**AIM:** In the rows from the one containing "Give bounding boxes" through the one containing "x-tick-label: 20: [367, 445, 383, 461]", swap each "point" for "marker" and change nothing else. Leave the pictures out.

**DATASET ROWS:**
▬▬▬▬▬▬
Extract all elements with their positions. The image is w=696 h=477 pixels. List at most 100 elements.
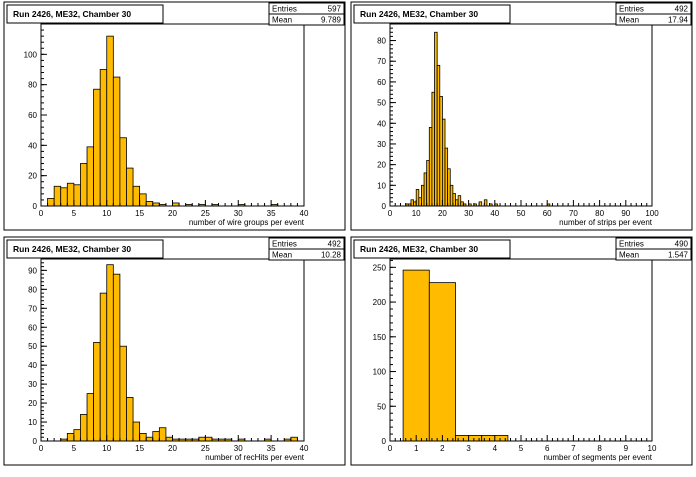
▬▬▬▬▬▬
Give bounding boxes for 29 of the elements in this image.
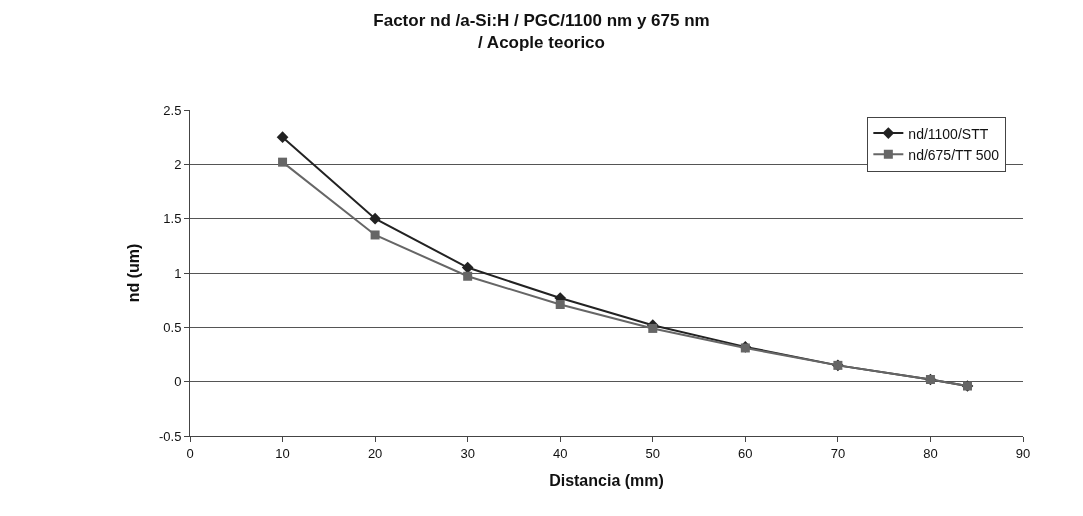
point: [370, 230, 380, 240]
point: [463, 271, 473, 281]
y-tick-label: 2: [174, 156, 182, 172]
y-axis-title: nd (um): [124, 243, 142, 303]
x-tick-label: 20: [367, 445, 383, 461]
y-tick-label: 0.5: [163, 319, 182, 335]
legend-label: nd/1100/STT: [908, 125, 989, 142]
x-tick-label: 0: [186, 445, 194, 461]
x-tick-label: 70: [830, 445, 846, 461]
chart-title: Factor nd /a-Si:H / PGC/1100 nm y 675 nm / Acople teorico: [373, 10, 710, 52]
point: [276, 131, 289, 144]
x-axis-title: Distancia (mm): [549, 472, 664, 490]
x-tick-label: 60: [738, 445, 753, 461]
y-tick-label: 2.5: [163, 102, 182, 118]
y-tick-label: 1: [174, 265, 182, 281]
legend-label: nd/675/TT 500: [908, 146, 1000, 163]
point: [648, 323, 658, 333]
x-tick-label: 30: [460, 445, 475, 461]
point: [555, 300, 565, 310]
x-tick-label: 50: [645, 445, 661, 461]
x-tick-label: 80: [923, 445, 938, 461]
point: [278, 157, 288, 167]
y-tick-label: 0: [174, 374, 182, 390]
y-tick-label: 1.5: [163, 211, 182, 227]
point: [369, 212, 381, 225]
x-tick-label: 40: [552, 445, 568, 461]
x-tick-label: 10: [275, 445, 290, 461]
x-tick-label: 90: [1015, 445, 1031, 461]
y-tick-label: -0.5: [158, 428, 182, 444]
▬▬▬▬▬▬
**FINAL ANSWER:**
Give bounding boxes for 29 of the elements in this image.
marker: [370, 230, 380, 240]
marker: [463, 271, 473, 281]
y-tick-label: 2: [174, 156, 182, 172]
y-axis-title: nd (um): [124, 243, 142, 303]
x-tick-label: 20: [367, 445, 383, 461]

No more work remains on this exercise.